● **What the task requires**
Starting with the line that contains "Extract the structured", reproduce each line through the end of the entries exactly as written.

****************

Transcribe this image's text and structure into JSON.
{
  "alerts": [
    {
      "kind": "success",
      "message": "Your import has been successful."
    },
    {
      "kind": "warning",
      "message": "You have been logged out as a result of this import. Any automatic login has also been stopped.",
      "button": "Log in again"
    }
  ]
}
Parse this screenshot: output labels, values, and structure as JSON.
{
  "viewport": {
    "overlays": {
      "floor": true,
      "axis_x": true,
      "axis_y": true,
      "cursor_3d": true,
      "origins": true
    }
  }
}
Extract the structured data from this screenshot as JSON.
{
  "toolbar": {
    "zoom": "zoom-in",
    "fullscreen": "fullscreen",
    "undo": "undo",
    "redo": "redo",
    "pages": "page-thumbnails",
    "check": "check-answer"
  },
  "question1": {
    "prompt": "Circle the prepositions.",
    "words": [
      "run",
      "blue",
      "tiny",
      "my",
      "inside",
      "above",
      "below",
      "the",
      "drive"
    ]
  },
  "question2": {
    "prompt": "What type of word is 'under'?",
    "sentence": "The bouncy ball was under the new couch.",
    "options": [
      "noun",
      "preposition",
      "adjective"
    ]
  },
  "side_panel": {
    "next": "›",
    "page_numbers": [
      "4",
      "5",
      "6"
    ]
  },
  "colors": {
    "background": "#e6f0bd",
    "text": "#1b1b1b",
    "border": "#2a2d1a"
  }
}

****************

● **Written response**
Extract the structured data from this screenshot as JSON.
{
  "toolbar": {
    "zoom": "zoom-in",
    "fullscreen": "fullscreen",
    "undo": "undo",
    "redo": "redo",
    "pages": "page-thumbnails",
    "check": "check-answer"
  },
  "question1": {
    "prompt": "Circle the prepositions.",
    "words": [
      "run",
      "blue",
      "tiny",
      "my",
      "inside",
      "above",
      "below",
      "the",
      "drive"
    ]
  },
  "question2": {
    "prompt": "What type of word is 'under'?",
    "sentence": "The bouncy ball was under the new couch.",
    "options": [
      "noun",
      "preposition",
      "adjective"
    ]
  },
  "side_panel": {
    "next": "›",
    "page_numbers": [
      "4",
      "5",
      "6"
    ]
  },
  "colors": {
    "background": "#e6f0bd",
    "text": "#1b1b1b",
    "border": "#2a2d1a"
  }
}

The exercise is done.